## Action item
Work out how many lines below contain the word "this", then give that number alone.

[Figure collection entries]
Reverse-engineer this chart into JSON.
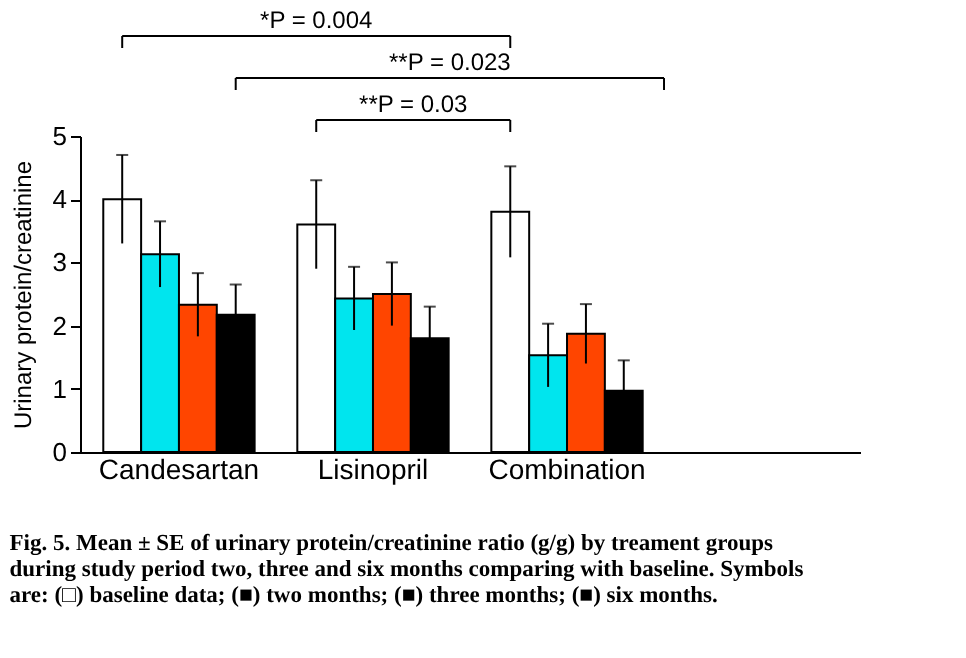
{
  "chart_data": {
    "type": "bar",
    "ylabel": "Urinary protein/creatinine",
    "categories": [
      "Candesartan",
      "Lisinopril",
      "Combination",
      null
    ],
    "series": [
      {
        "color": "#ffffff",
        "values": [
          4.0,
          3.6,
          3.8,
          null
        ],
        "errors": [
          0.7,
          0.7,
          0.72,
          null
        ]
      },
      {
        "color": "#00e5ee",
        "values": [
          3.13,
          2.43,
          1.53,
          null
        ],
        "errors": [
          0.52,
          0.5,
          0.5,
          null
        ]
      },
      {
        "color": "#ff4500",
        "values": [
          2.33,
          2.5,
          1.87,
          null
        ],
        "errors": [
          0.5,
          0.5,
          0.47,
          null
        ]
      },
      {
        "color": "#000000",
        "values": [
          2.17,
          1.8,
          0.97,
          null
        ],
        "errors": [
          0.48,
          0.5,
          0.48,
          null
        ]
      }
    ],
    "ylim": [
      0,
      5
    ],
    "yticks": [
      0,
      1,
      2,
      3,
      4,
      5
    ],
    "grid": false,
    "legend": false,
    "annotations": [
      "*P = 0.004",
      "**P = 0.023",
      "**P = 0.03",
      "Fig. 5. Mean ± SE of urinary protein/creatinine ratio (g/g) by treament groups during study period two, three and six months comparing with baseline. Symbols are: (□) baseline data; (■) two months; (■) three months; (■) six months."
    ]
  }
}
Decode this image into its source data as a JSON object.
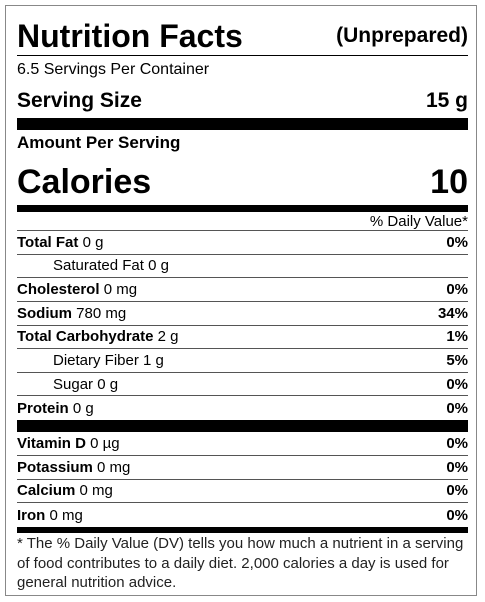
{
  "header": {
    "title": "Nutrition Facts",
    "qualifier": "(Unprepared)"
  },
  "servings_per_container": "6.5 Servings Per Container",
  "serving_size": {
    "label": "Serving Size",
    "value": "15 g"
  },
  "amount_per_serving": "Amount Per Serving",
  "calories": {
    "label": "Calories",
    "value": "10"
  },
  "daily_value_header": "% Daily Value*",
  "nutrients": [
    {
      "name": "Total Fat",
      "amount": "0 g",
      "dv": "0%"
    },
    {
      "name": "Saturated Fat",
      "amount": "0 g",
      "indent": true
    },
    {
      "name": "Cholesterol",
      "amount": "0 mg",
      "dv": "0%"
    },
    {
      "name": "Sodium",
      "amount": "780 mg",
      "dv": "34%"
    },
    {
      "name": "Total Carbohydrate",
      "amount": "2 g",
      "dv": "1%"
    },
    {
      "name": "Dietary Fiber",
      "amount": "1 g",
      "dv": "5%",
      "indent": true
    },
    {
      "name": "Sugar",
      "amount": "0 g",
      "dv": "0%",
      "indent": true
    },
    {
      "name": "Protein",
      "amount": "0 g",
      "dv": "0%"
    }
  ],
  "vitamins": [
    {
      "name": "Vitamin D",
      "amount": "0 µg",
      "dv": "0%"
    },
    {
      "name": "Potassium",
      "amount": "0 mg",
      "dv": "0%"
    },
    {
      "name": "Calcium",
      "amount": "0 mg",
      "dv": "0%"
    },
    {
      "name": "Iron",
      "amount": "0 mg",
      "dv": "0%"
    }
  ],
  "footnote": "* The % Daily Value (DV) tells you how much a nutrient in a serving of food contributes to a daily diet. 2,000 calories a day is used for general nutrition advice."
}
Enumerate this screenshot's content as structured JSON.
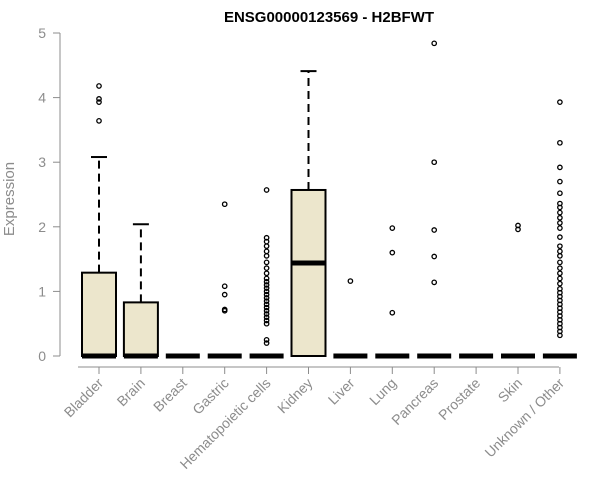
{
  "chart_data": {
    "type": "boxplot",
    "title": "ENSG00000123569 - H2BFWT",
    "ylabel": "Expression",
    "xlabel": "",
    "ylim": [
      0,
      5
    ],
    "yticks": [
      0,
      1,
      2,
      3,
      4,
      5
    ],
    "grid": false,
    "box_color": "#ece6cc",
    "categories": [
      "Bladder",
      "Brain",
      "Breast",
      "Gastric",
      "Hematopoietic cells",
      "Kidney",
      "Liver",
      "Lung",
      "Pancreas",
      "Prostate",
      "Skin",
      "Unknown / Other"
    ],
    "boxes": [
      {
        "q1": 0,
        "median": 0,
        "q3": 1.29,
        "whisker_low": 0,
        "whisker_high": 3.08,
        "outliers": [
          3.64,
          3.93,
          3.98,
          4.18
        ]
      },
      {
        "q1": 0,
        "median": 0,
        "q3": 0.83,
        "whisker_low": 0,
        "whisker_high": 2.04,
        "outliers": []
      },
      {
        "q1": 0,
        "median": 0,
        "q3": 0,
        "whisker_low": 0,
        "whisker_high": 0,
        "outliers": []
      },
      {
        "q1": 0,
        "median": 0,
        "q3": 0,
        "whisker_low": 0,
        "whisker_high": 0,
        "outliers": [
          0.7,
          0.72,
          0.95,
          1.08,
          2.35
        ]
      },
      {
        "q1": 0,
        "median": 0,
        "q3": 0,
        "whisker_low": 0,
        "whisker_high": 0,
        "outliers": [
          0.2,
          0.25,
          0.5,
          0.55,
          0.6,
          0.65,
          0.7,
          0.75,
          0.8,
          0.85,
          0.9,
          0.95,
          1.0,
          1.05,
          1.1,
          1.15,
          1.2,
          1.28,
          1.36,
          1.45,
          1.55,
          1.62,
          1.7,
          1.77,
          1.83,
          2.57
        ]
      },
      {
        "q1": 0,
        "median": 1.44,
        "q3": 2.57,
        "whisker_low": 0,
        "whisker_high": 4.41,
        "outliers": []
      },
      {
        "q1": 0,
        "median": 0,
        "q3": 0,
        "whisker_low": 0,
        "whisker_high": 0,
        "outliers": [
          1.16
        ]
      },
      {
        "q1": 0,
        "median": 0,
        "q3": 0,
        "whisker_low": 0,
        "whisker_high": 0,
        "outliers": [
          0.67,
          1.6,
          1.98
        ]
      },
      {
        "q1": 0,
        "median": 0,
        "q3": 0,
        "whisker_low": 0,
        "whisker_high": 0,
        "outliers": [
          1.14,
          1.54,
          1.95,
          3.0,
          4.84
        ]
      },
      {
        "q1": 0,
        "median": 0,
        "q3": 0,
        "whisker_low": 0,
        "whisker_high": 0,
        "outliers": []
      },
      {
        "q1": 0,
        "median": 0,
        "q3": 0,
        "whisker_low": 0,
        "whisker_high": 0,
        "outliers": [
          1.96,
          2.02
        ]
      },
      {
        "q1": 0,
        "median": 0,
        "q3": 0,
        "whisker_low": 0,
        "whisker_high": 0,
        "outliers": [
          0.32,
          0.38,
          0.44,
          0.5,
          0.56,
          0.62,
          0.68,
          0.74,
          0.8,
          0.86,
          0.92,
          0.98,
          1.04,
          1.12,
          1.2,
          1.28,
          1.36,
          1.45,
          1.55,
          1.62,
          1.7,
          1.84,
          1.98,
          2.06,
          2.14,
          2.22,
          2.3,
          2.36,
          2.52,
          2.7,
          2.92,
          3.3,
          3.93
        ]
      }
    ]
  }
}
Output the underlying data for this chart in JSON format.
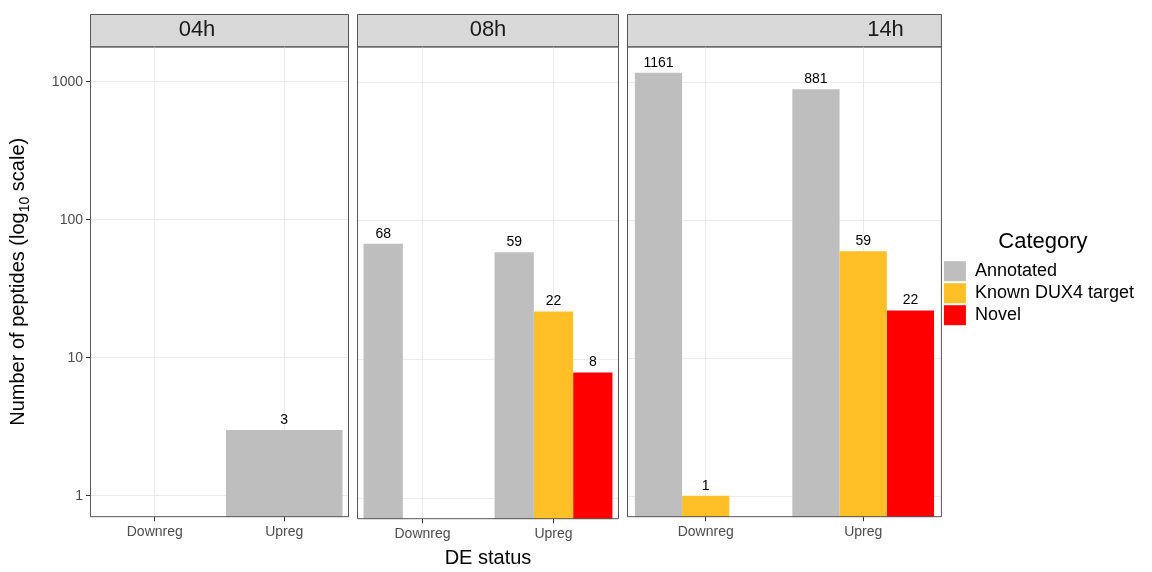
{
  "chart_data": [
    {
      "type": "bar",
      "title": "04h",
      "ylabel": "Number of peptides (log$_{10}$ scale)",
      "categories": [
        "Downreg",
        "Upreg"
      ],
      "series": [
        {
          "color": "#bebebe",
          "values": [
            null,
            3
          ]
        }
      ],
      "log": true,
      "ylim": [
        0.7,
        1800
      ],
      "yticks": [
        1,
        10,
        100,
        1000
      ],
      "grid": true,
      "data_labels": true
    },
    {
      "type": "bar",
      "title": "08h",
      "xlabel": "DE status",
      "categories": [
        "Downreg",
        "Upreg"
      ],
      "series": [
        {
          "color": "#bebebe",
          "values": [
            68,
            59
          ]
        },
        {
          "color": "#ffbf26",
          "values": [
            null,
            22
          ]
        },
        {
          "color": "#ff0000",
          "values": [
            null,
            8
          ]
        }
      ],
      "log": true,
      "ylim": [
        0.7,
        1800
      ],
      "yticks": [
        1,
        10,
        100,
        1000
      ],
      "grid": true,
      "data_labels": true,
      "tick_labels": "x"
    },
    {
      "type": "bar",
      "title": "14h",
      "categories": [
        "Downreg",
        "Upreg"
      ],
      "series": [
        {
          "name": "Annotated",
          "color": "#bebebe",
          "values": [
            1161,
            881
          ]
        },
        {
          "name": "Known DUX4 target",
          "color": "#ffbf26",
          "values": [
            1,
            59
          ]
        },
        {
          "name": "Novel",
          "color": "#ff0000",
          "values": [
            null,
            22
          ]
        }
      ],
      "log": true,
      "ylim": [
        0.7,
        1800
      ],
      "yticks": [
        1,
        10,
        100,
        1000
      ],
      "grid": true,
      "data_labels": true,
      "tick_labels": "x",
      "legend": "right",
      "legend_title": "Category"
    }
  ]
}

## Expected answer
4